ITEMS
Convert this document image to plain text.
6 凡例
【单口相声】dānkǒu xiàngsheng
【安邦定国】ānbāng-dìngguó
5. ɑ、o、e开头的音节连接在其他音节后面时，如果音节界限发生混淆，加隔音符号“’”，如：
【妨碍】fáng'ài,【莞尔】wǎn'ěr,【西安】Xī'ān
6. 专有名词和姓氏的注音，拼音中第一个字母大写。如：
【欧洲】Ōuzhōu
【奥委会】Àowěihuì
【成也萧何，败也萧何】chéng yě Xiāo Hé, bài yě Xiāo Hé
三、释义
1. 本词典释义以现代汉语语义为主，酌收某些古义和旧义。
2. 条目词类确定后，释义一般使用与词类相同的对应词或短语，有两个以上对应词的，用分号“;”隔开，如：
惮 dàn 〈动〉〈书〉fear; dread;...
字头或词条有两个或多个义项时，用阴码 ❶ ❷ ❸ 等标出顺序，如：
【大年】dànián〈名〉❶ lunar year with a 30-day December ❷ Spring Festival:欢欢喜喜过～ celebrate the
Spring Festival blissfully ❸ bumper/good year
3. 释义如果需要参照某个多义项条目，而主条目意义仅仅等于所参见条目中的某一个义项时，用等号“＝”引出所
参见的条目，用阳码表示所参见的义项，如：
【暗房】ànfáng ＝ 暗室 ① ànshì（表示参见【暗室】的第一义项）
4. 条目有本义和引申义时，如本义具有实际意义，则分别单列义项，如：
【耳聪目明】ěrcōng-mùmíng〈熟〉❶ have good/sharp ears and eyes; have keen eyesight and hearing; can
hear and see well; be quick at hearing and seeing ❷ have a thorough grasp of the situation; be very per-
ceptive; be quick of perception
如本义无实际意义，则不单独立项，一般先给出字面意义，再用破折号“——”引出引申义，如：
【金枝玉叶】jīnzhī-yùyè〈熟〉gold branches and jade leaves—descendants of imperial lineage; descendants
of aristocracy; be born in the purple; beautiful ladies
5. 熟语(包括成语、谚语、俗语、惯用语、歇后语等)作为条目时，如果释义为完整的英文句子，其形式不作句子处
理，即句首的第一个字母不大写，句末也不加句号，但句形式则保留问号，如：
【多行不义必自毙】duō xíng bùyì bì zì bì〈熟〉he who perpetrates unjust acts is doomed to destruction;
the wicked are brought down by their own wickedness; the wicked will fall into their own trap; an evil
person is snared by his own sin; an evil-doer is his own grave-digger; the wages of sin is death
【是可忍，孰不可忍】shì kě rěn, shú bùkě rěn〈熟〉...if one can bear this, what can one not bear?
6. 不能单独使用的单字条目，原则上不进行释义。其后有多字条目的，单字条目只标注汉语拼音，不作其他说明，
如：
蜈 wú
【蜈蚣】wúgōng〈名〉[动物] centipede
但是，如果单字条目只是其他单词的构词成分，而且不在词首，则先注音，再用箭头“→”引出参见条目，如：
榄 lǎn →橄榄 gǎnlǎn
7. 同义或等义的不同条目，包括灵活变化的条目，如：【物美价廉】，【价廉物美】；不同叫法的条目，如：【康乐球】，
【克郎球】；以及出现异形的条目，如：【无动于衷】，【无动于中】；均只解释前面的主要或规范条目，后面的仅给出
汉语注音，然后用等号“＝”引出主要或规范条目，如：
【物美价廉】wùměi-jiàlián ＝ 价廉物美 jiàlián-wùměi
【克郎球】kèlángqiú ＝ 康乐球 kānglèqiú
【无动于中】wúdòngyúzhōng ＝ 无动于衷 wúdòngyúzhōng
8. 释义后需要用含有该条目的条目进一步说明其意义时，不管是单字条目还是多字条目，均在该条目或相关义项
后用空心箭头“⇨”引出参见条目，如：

* * *

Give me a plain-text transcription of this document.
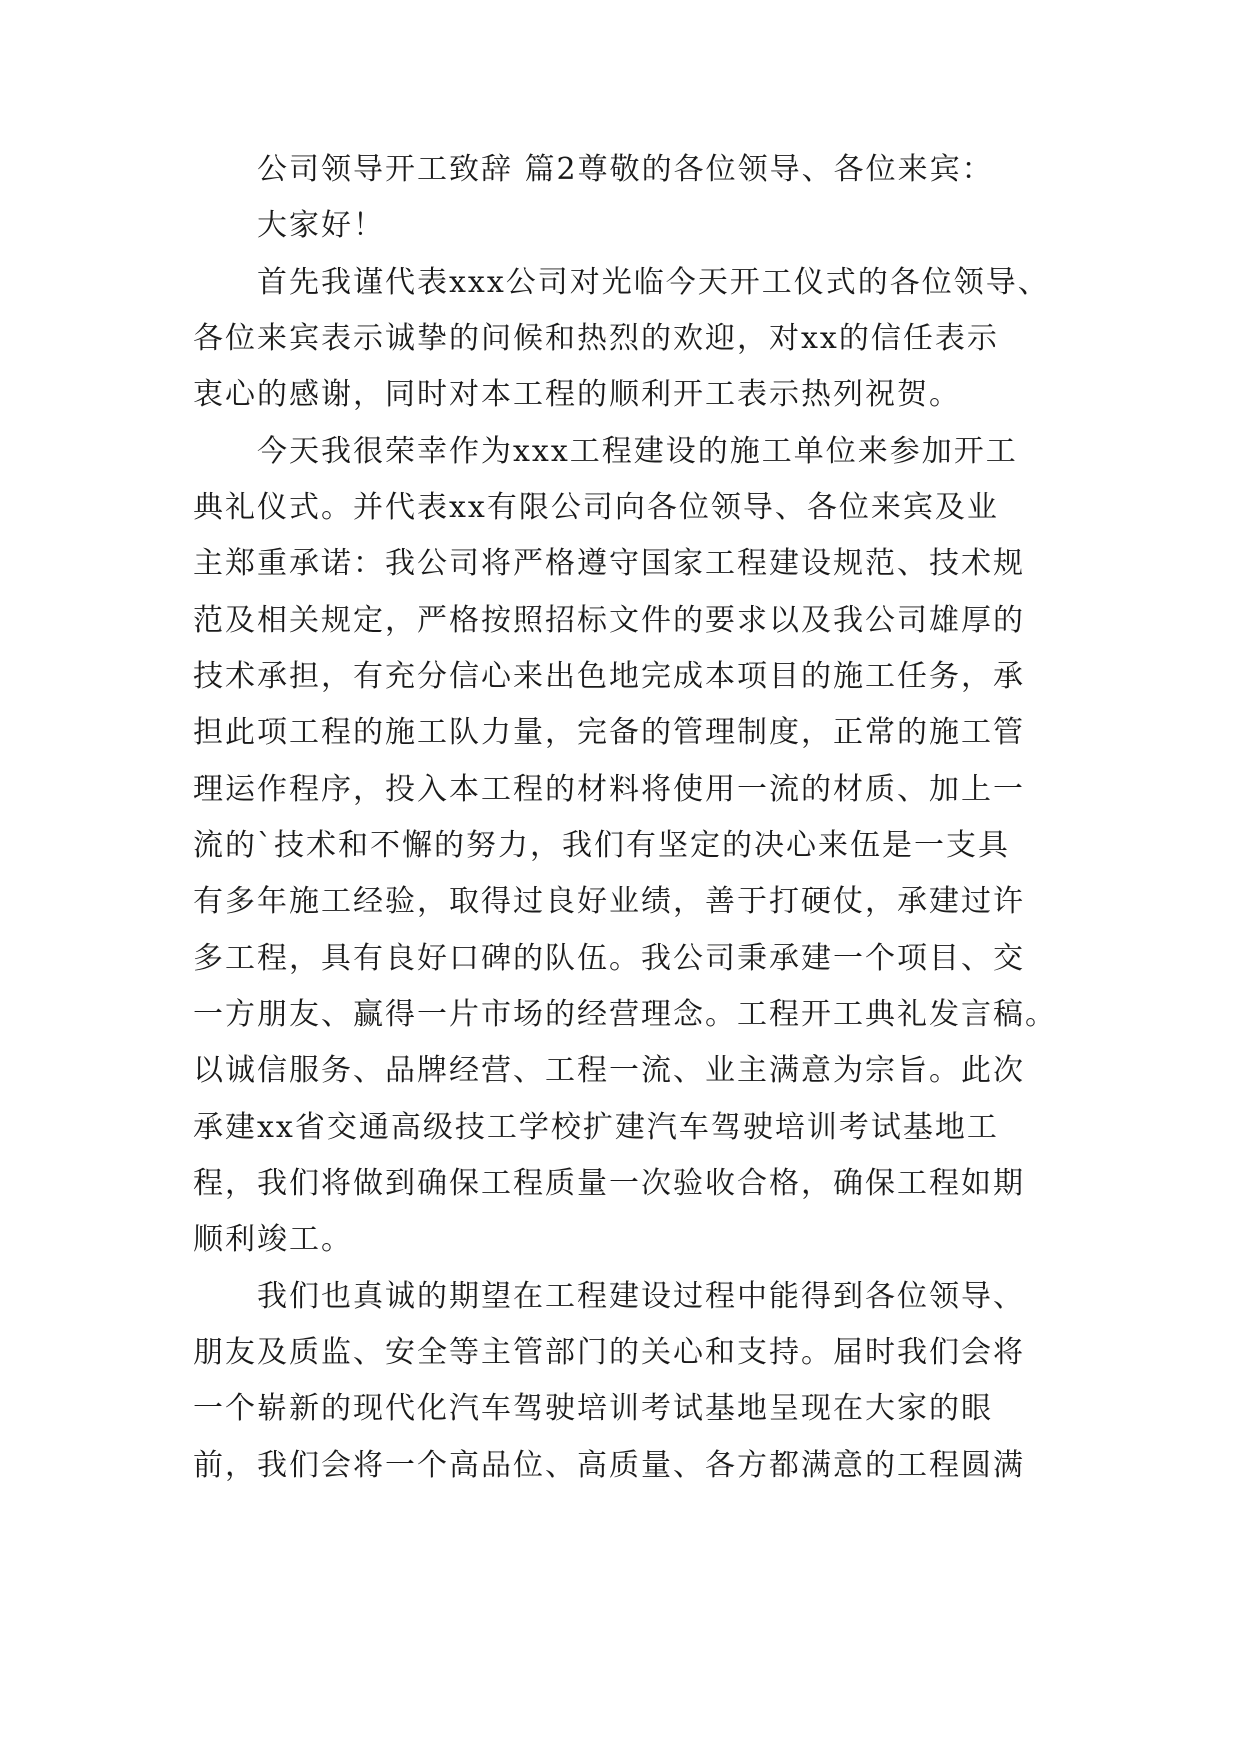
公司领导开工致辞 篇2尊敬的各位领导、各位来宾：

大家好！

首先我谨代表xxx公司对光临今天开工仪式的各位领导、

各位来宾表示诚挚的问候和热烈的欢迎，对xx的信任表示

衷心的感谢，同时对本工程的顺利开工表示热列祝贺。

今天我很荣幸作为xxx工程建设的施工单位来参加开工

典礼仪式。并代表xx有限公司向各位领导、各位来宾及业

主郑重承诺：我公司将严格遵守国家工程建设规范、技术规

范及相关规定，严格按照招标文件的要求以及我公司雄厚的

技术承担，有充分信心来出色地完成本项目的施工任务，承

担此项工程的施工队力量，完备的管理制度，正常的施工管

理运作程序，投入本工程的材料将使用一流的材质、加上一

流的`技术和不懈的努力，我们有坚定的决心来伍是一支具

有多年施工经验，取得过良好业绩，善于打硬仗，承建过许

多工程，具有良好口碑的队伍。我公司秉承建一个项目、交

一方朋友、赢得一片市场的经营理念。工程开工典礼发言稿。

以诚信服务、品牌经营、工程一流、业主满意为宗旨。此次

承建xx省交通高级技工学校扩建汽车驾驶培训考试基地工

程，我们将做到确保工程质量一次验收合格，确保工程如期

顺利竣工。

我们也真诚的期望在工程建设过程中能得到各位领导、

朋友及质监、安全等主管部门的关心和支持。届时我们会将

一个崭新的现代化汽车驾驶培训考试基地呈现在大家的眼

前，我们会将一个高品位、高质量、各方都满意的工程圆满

GOAL
Give only the count of lines in which the string "物美价廉" appears.

WRITTEN RESPONSE
2